_What you are asked to do_
Report every line from the material that contains the word "bite".

-- Start Material for the task --

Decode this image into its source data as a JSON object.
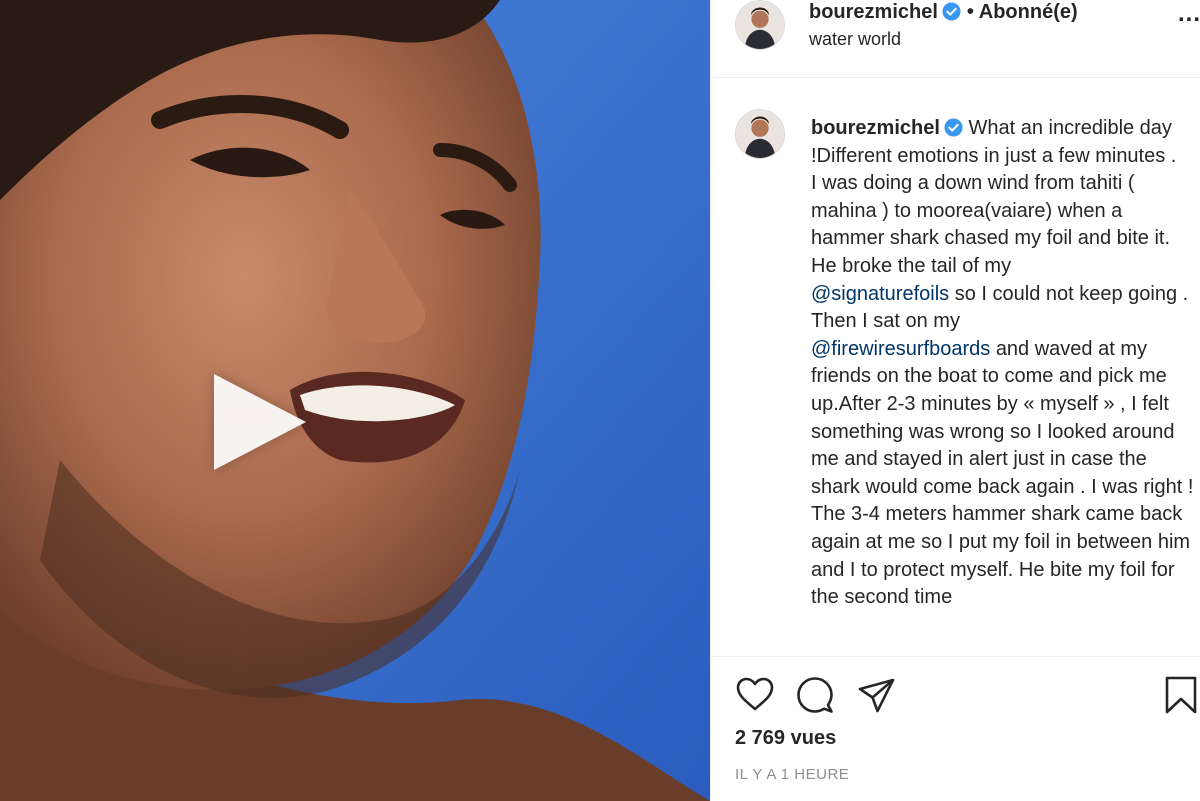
{
  "media": {
    "type": "video",
    "play_icon": "play-icon"
  },
  "header": {
    "username": "bourezmichel",
    "verified_icon": "verified-badge-icon",
    "separator": "•",
    "follow_status": "Abonné(e)",
    "location": "water world",
    "more_icon": "more-options-icon",
    "more_label": "..."
  },
  "caption": {
    "username": "bourezmichel",
    "segments": {
      "s1": "What an incredible day !Different emotions in just a few minutes .",
      "s2": "I was doing a down wind from tahiti ( mahina ) to moorea(vaiare) when a hammer shark chased my foil and bite it. He broke the tail of my",
      "m1": "@signaturefoils",
      "s3": "so I could not keep going . Then I sat on my",
      "m2": "@firewiresurfboards",
      "s4": "and waved at my friends on the boat to come and pick me up.After 2-3 minutes by « myself » , I felt something was wrong so I looked around me and stayed in alert just in case the shark would come back again . I was right !",
      "s5": "The 3-4 meters hammer shark came back again at me so I put my foil in between him and I to protect myself. He bite my foil for the second time"
    }
  },
  "actions": {
    "like_icon": "heart-icon",
    "comment_icon": "comment-icon",
    "share_icon": "share-icon",
    "save_icon": "bookmark-icon",
    "views": "2 769 vues",
    "timestamp": "IL Y A 1 HEURE"
  },
  "colors": {
    "verified": "#3897f0",
    "mention": "#003569",
    "muted": "#8e8e8e",
    "sky": "#2f66c8"
  }
}
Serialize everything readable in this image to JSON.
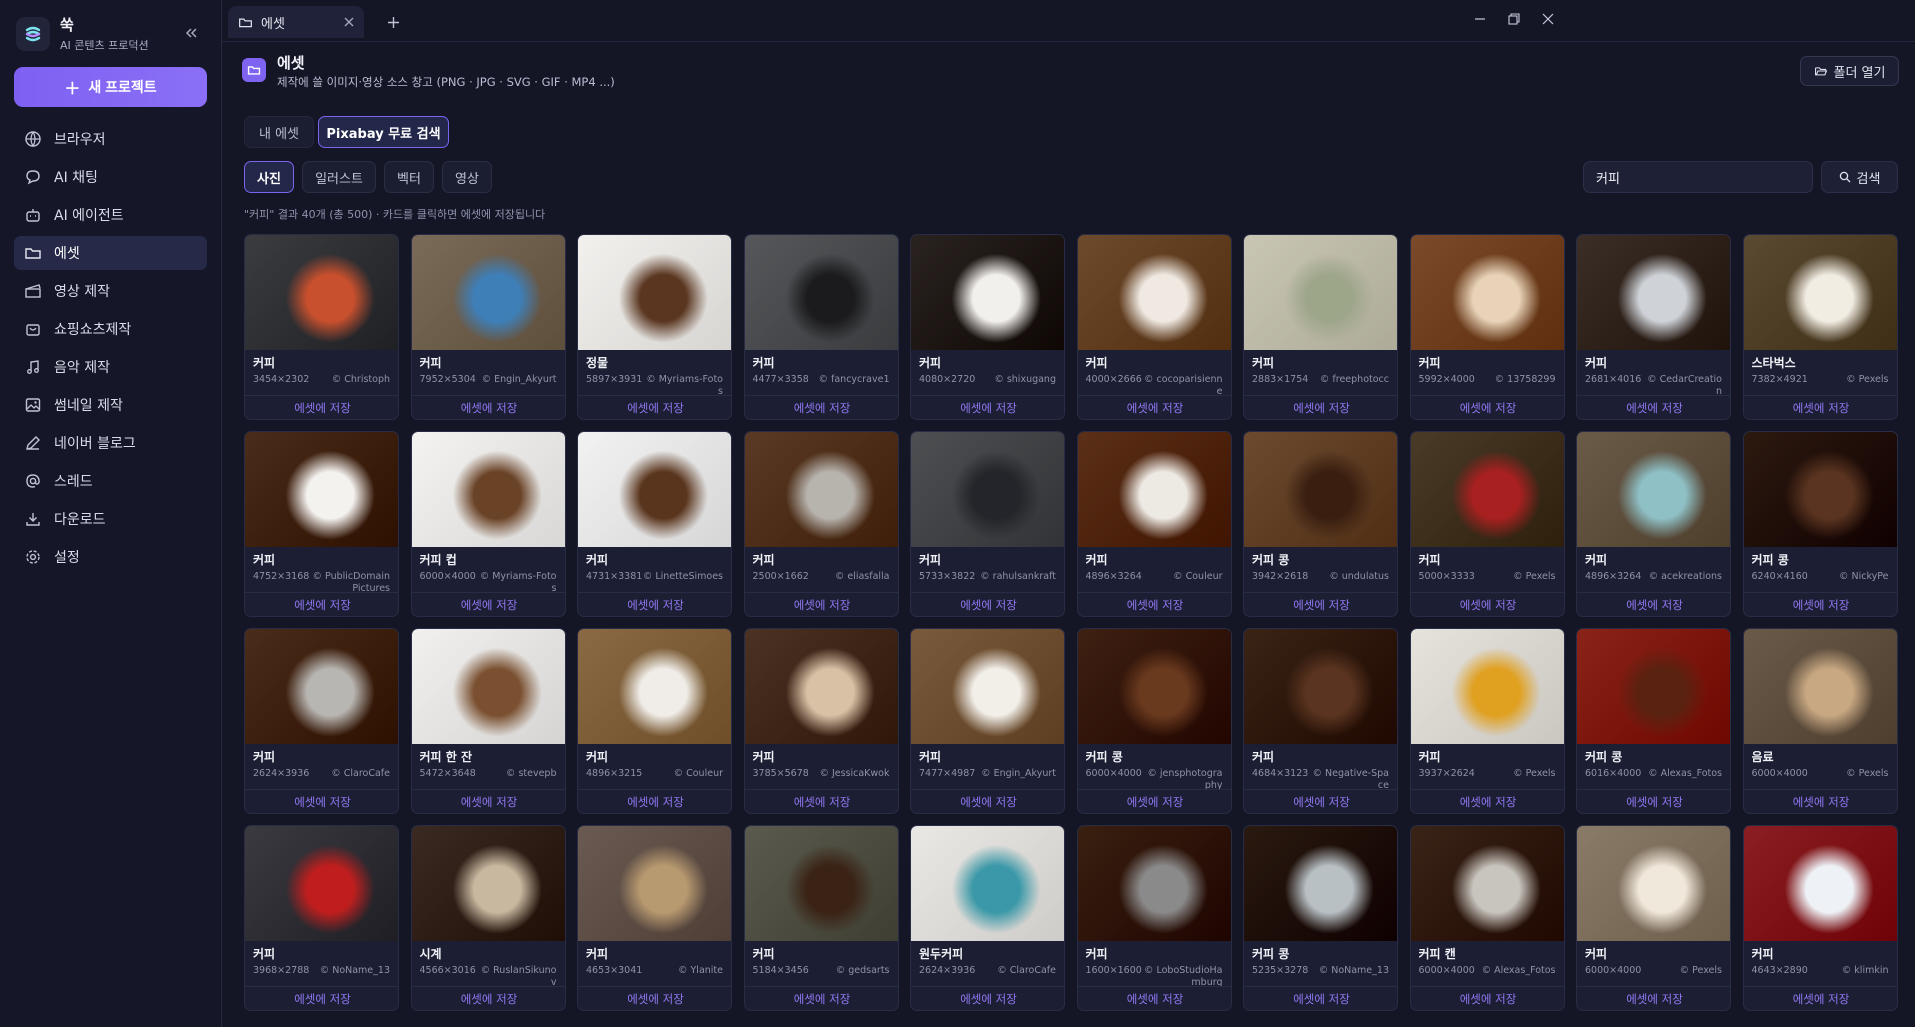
{
  "brand": {
    "name": "쑥",
    "subtitle": "AI 콘텐츠 프로덕션"
  },
  "sidebar": {
    "new_project": "새 프로젝트",
    "items": [
      {
        "label": "브라우저",
        "icon": "globe-icon"
      },
      {
        "label": "AI 채팅",
        "icon": "chat-icon"
      },
      {
        "label": "AI 에이전트",
        "icon": "robot-icon"
      },
      {
        "label": "에셋",
        "icon": "folder-icon",
        "active": true
      },
      {
        "label": "영상 제작",
        "icon": "clapper-icon"
      },
      {
        "label": "쇼핑쇼츠제작",
        "icon": "shopping-bag-icon"
      },
      {
        "label": "음악 제작",
        "icon": "music-icon"
      },
      {
        "label": "썸네일 제작",
        "icon": "image-icon"
      },
      {
        "label": "네이버 블로그",
        "icon": "pen-icon"
      },
      {
        "label": "스레드",
        "icon": "at-icon"
      },
      {
        "label": "다운로드",
        "icon": "download-icon"
      },
      {
        "label": "설정",
        "icon": "gear-icon"
      }
    ]
  },
  "tabs": [
    {
      "label": "에셋"
    }
  ],
  "header": {
    "title": "에셋",
    "subtitle": "제작에 쓸 이미지·영상 소스 창고 (PNG · JPG · SVG · GIF · MP4 ...)",
    "open_folder": "폴더 열기"
  },
  "source_tabs": {
    "mine": "내 에셋",
    "pixabay": "Pixabay 무료 검색"
  },
  "type_filters": [
    {
      "label": "사진",
      "active": true
    },
    {
      "label": "일러스트"
    },
    {
      "label": "벡터"
    },
    {
      "label": "영상"
    }
  ],
  "search": {
    "value": "커피",
    "button": "검색"
  },
  "result_info": "\"커피\" 결과 40개 (총 500) · 카드를 클릭하면 에셋에 저장됩니다",
  "save_label": "에셋에 저장",
  "cards": [
    {
      "title": "커피",
      "size": "3454×2302",
      "author": "© Christoph",
      "bg": "#3a3c40",
      "accent": "#c9502e"
    },
    {
      "title": "커피",
      "size": "7952×5304",
      "author": "© Engin_Akyurt",
      "bg": "#7a6a58",
      "accent": "#3e7fb8"
    },
    {
      "title": "정물",
      "size": "5897×3931",
      "author": "© Myriams-Fotos",
      "bg": "#f3f1ee",
      "accent": "#5a3620"
    },
    {
      "title": "커피",
      "size": "4477×3358",
      "author": "© fancycrave1",
      "bg": "#55575a",
      "accent": "#1b1b1d"
    },
    {
      "title": "커피",
      "size": "4080×2720",
      "author": "© shixugang",
      "bg": "#2a2320",
      "accent": "#f2f0ec"
    },
    {
      "title": "커피",
      "size": "4000×2666",
      "author": "© cocoparisienne",
      "bg": "#6e4a2c",
      "accent": "#efe9e2"
    },
    {
      "title": "커피",
      "size": "2883×1754",
      "author": "© freephotocc",
      "bg": "#c9c6b4",
      "accent": "#9ea68a"
    },
    {
      "title": "커피",
      "size": "5992×4000",
      "author": "© 13758299",
      "bg": "#7a4a2a",
      "accent": "#e8d3b8"
    },
    {
      "title": "커피",
      "size": "2681×4016",
      "author": "© CedarCreation",
      "bg": "#3b2e27",
      "accent": "#cfd3d8"
    },
    {
      "title": "스타벅스",
      "size": "7382×4921",
      "author": "© Pexels",
      "bg": "#5a4a32",
      "accent": "#f2ede3"
    },
    {
      "title": "커피",
      "size": "4752×3168",
      "author": "© PublicDomainPictures",
      "bg": "#4a2c1a",
      "accent": "#f4f2ef"
    },
    {
      "title": "커피 컵",
      "size": "6000×4000",
      "author": "© Myriams-Fotos",
      "bg": "#f4f3f1",
      "accent": "#6a4226"
    },
    {
      "title": "커피",
      "size": "4731×3381",
      "author": "© LinetteSimoes",
      "bg": "#f2f2f2",
      "accent": "#5a351d"
    },
    {
      "title": "커피",
      "size": "2500×1662",
      "author": "© eliasfalla",
      "bg": "#5a3a24",
      "accent": "#b7b3ad"
    },
    {
      "title": "커피",
      "size": "5733×3822",
      "author": "© rahulsankraft",
      "bg": "#4e4f52",
      "accent": "#23252a"
    },
    {
      "title": "커피",
      "size": "4896×3264",
      "author": "© Couleur",
      "bg": "#5b3018",
      "accent": "#ede9e3"
    },
    {
      "title": "커피 콩",
      "size": "3942×2618",
      "author": "© undulatus",
      "bg": "#6b4a30",
      "accent": "#3a1f10"
    },
    {
      "title": "커피",
      "size": "5000×3333",
      "author": "© Pexels",
      "bg": "#4a3a28",
      "accent": "#a82020"
    },
    {
      "title": "커피",
      "size": "4896×3264",
      "author": "© acekreations",
      "bg": "#6a5a48",
      "accent": "#8ec0c6"
    },
    {
      "title": "커피 콩",
      "size": "6240×4160",
      "author": "© NickyPe",
      "bg": "#2c1a10",
      "accent": "#5a3420"
    },
    {
      "title": "커피",
      "size": "2624×3936",
      "author": "© ClaroCafe",
      "bg": "#4a2c1a",
      "accent": "#b8b6b2"
    },
    {
      "title": "커피 한 잔",
      "size": "5472×3648",
      "author": "© stevepb",
      "bg": "#f1f0ee",
      "accent": "#7a5030"
    },
    {
      "title": "커피",
      "size": "4896×3215",
      "author": "© Couleur",
      "bg": "#8a6a44",
      "accent": "#f0ede8"
    },
    {
      "title": "커피",
      "size": "3785×5678",
      "author": "© JessicaKwok",
      "bg": "#4a3224",
      "accent": "#d8c2a6"
    },
    {
      "title": "커피",
      "size": "7477×4987",
      "author": "© Engin_Akyurt",
      "bg": "#7a5a3c",
      "accent": "#f2efe9"
    },
    {
      "title": "커피 콩",
      "size": "6000×4000",
      "author": "© jensphotography",
      "bg": "#3e2112",
      "accent": "#6a3a1e"
    },
    {
      "title": "커피",
      "size": "4684×3123",
      "author": "© Negative-Space",
      "bg": "#3a2416",
      "accent": "#5a3420"
    },
    {
      "title": "커피",
      "size": "3937×2624",
      "author": "© Pexels",
      "bg": "#e6e2dc",
      "accent": "#e0a020"
    },
    {
      "title": "커피 콩",
      "size": "6016×4000",
      "author": "© Alexas_Fotos",
      "bg": "#8a2418",
      "accent": "#5a2210"
    },
    {
      "title": "음료",
      "size": "6000×4000",
      "author": "© Pexels",
      "bg": "#6a5a4a",
      "accent": "#c8a882"
    },
    {
      "title": "커피",
      "size": "3968×2788",
      "author": "© NoName_13",
      "bg": "#3a3a40",
      "accent": "#c01e1e"
    },
    {
      "title": "시계",
      "size": "4566×3016",
      "author": "© RuslanSikunov",
      "bg": "#3a2a22",
      "accent": "#c8b8a0"
    },
    {
      "title": "커피",
      "size": "4653×3041",
      "author": "© Ylanite",
      "bg": "#6a5a52",
      "accent": "#b89a70"
    },
    {
      "title": "커피",
      "size": "5184×3456",
      "author": "© gedsarts",
      "bg": "#5a5a4e",
      "accent": "#3a2214"
    },
    {
      "title": "원두커피",
      "size": "2624×3936",
      "author": "© ClaroCafe",
      "bg": "#eae8e4",
      "accent": "#3a98a8"
    },
    {
      "title": "커피",
      "size": "1600×1600",
      "author": "© LoboStudioHamburg",
      "bg": "#3a2010",
      "accent": "#8a8a8a"
    },
    {
      "title": "커피 콩",
      "size": "5235×3278",
      "author": "© NoName_13",
      "bg": "#2a1a10",
      "accent": "#b8c0c4"
    },
    {
      "title": "커피 캔",
      "size": "6000×4000",
      "author": "© Alexas_Fotos",
      "bg": "#3a2418",
      "accent": "#c8c4be"
    },
    {
      "title": "커피",
      "size": "6000×4000",
      "author": "© Pexels",
      "bg": "#8a7a68",
      "accent": "#f0e8da"
    },
    {
      "title": "커피",
      "size": "4643×2890",
      "author": "© klimkin",
      "bg": "#8a1e22",
      "accent": "#eef2f6"
    }
  ]
}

-- End Material for the task --

_Answer to the task_
      "s2": "I was doing a down wind from tahiti ( mahina ) to moorea(vaiare) when a hammer shark chased my foil and bite it. He broke the tail of my",
      "s5": "The 3-4 meters hammer shark came back again at me so I put my foil in between him and I to protect myself. He bite my foil for the second time"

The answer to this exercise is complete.